*Task description*. Locate each line below that includes "будет" and reproduce it.
------------
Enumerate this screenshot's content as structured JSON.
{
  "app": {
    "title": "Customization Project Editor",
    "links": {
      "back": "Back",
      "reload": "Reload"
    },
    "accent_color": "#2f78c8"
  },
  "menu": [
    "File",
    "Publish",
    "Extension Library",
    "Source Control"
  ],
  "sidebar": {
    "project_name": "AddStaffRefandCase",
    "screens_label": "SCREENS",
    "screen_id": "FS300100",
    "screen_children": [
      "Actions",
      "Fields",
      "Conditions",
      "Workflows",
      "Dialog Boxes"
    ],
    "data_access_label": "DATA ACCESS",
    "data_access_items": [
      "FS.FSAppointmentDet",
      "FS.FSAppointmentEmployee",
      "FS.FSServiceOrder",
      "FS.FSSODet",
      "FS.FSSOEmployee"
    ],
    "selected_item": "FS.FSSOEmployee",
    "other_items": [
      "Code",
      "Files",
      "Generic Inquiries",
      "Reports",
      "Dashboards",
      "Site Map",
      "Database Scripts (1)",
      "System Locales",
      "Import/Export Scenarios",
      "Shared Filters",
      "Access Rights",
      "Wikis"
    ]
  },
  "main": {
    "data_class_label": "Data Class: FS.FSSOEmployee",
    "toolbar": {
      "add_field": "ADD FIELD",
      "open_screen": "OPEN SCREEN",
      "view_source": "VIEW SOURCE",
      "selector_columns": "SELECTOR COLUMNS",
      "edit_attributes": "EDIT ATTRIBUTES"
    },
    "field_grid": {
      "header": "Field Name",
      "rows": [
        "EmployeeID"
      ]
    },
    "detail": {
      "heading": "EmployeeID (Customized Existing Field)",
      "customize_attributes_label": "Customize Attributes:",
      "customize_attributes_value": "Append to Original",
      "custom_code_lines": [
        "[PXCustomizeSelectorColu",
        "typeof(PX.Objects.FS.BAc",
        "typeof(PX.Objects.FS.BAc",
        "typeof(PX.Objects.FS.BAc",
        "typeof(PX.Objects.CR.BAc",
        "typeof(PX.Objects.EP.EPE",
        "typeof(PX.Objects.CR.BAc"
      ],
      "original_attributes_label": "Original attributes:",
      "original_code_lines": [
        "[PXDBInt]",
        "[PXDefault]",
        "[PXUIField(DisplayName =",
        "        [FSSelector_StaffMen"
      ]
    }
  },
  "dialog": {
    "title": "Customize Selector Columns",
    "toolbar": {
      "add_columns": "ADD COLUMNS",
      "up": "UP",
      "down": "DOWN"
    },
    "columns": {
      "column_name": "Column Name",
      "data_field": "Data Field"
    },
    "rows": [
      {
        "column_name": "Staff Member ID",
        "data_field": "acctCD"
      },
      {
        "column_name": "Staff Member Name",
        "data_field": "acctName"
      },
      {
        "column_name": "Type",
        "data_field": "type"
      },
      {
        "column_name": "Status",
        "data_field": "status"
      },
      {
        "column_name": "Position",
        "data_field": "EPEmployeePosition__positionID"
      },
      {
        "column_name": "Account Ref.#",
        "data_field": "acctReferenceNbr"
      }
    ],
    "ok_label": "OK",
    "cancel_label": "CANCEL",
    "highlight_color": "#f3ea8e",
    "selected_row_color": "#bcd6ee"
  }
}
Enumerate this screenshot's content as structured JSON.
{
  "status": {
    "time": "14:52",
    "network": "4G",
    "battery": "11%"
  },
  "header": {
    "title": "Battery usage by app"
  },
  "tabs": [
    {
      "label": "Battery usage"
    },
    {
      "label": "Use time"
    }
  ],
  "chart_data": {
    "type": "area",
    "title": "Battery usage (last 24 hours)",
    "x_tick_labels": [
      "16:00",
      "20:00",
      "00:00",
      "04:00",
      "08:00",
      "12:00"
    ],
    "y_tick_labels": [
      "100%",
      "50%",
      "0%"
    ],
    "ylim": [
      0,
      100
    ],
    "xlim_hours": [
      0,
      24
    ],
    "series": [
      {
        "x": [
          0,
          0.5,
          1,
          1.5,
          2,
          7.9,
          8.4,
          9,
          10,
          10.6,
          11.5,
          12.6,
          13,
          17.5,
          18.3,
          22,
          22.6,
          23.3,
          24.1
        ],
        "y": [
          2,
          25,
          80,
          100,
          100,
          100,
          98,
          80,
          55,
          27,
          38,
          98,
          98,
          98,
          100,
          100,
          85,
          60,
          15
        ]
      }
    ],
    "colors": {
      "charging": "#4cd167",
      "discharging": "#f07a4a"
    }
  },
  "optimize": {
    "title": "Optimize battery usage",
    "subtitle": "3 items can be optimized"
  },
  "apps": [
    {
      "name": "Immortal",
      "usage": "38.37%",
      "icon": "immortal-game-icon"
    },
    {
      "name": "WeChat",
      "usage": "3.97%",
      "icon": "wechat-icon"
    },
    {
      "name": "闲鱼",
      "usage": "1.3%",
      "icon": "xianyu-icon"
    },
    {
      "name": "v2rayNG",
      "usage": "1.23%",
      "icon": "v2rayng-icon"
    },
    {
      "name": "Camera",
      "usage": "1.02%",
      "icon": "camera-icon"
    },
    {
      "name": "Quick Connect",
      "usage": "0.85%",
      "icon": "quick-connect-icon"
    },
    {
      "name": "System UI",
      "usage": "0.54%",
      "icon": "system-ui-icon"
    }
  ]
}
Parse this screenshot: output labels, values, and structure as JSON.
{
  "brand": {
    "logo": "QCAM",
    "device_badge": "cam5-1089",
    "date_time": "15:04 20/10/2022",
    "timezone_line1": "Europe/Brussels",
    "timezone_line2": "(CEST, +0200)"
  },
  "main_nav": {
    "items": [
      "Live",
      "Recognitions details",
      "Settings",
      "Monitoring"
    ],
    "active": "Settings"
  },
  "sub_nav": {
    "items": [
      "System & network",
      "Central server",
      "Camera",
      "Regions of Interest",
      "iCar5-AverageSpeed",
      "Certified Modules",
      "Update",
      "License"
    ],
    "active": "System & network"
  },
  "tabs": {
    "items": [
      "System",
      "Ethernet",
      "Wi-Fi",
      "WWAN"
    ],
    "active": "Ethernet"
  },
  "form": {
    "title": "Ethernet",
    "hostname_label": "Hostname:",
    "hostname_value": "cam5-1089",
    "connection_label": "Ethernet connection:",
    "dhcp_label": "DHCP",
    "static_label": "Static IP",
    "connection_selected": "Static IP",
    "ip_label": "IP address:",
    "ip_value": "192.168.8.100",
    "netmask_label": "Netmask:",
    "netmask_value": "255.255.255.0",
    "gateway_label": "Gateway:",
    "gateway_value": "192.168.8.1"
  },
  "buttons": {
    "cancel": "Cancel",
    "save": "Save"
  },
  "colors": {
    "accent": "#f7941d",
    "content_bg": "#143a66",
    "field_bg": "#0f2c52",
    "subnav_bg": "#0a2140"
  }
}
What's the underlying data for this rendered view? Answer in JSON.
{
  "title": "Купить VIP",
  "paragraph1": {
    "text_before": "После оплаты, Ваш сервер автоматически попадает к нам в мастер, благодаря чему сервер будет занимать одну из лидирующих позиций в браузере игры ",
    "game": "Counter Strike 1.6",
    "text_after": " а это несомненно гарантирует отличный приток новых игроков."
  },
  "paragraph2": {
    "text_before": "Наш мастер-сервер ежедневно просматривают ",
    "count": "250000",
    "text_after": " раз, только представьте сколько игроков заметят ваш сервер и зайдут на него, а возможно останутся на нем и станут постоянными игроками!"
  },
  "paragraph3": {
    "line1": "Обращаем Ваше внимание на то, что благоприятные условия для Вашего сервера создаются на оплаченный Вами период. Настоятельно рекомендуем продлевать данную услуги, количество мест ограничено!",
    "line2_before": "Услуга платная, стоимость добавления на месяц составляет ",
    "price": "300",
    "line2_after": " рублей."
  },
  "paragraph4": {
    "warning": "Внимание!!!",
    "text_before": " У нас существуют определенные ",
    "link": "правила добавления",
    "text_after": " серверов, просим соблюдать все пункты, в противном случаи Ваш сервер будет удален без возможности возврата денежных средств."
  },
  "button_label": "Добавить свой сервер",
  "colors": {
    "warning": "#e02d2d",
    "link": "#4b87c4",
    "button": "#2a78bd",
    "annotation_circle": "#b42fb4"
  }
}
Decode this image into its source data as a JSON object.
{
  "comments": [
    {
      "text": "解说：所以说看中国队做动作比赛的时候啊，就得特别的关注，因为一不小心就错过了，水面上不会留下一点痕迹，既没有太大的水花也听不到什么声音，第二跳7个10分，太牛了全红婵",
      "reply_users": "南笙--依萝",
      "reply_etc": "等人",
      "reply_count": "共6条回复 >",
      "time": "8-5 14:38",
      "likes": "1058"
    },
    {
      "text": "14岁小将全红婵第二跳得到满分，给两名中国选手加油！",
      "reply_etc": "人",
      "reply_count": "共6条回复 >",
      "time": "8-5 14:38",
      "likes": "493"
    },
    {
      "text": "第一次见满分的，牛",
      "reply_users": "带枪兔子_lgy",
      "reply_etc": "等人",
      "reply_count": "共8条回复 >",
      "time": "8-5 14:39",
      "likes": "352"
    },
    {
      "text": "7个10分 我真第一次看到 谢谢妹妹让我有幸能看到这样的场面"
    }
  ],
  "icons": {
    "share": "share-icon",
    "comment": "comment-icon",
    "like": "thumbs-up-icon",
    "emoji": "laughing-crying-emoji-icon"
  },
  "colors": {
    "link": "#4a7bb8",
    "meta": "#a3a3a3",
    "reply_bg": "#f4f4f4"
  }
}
------------
*Exercise answer*.
    "text_before": "После оплаты, Ваш сервер автоматически попадает к нам в мастер, благодаря чему сервер будет занимать одну из лидирующих позиций в браузере игры ",
    "text_after": " серверов, просим соблюдать все пункты, в противном случаи Ваш сервер будет удален без возможности возврата денежных средств."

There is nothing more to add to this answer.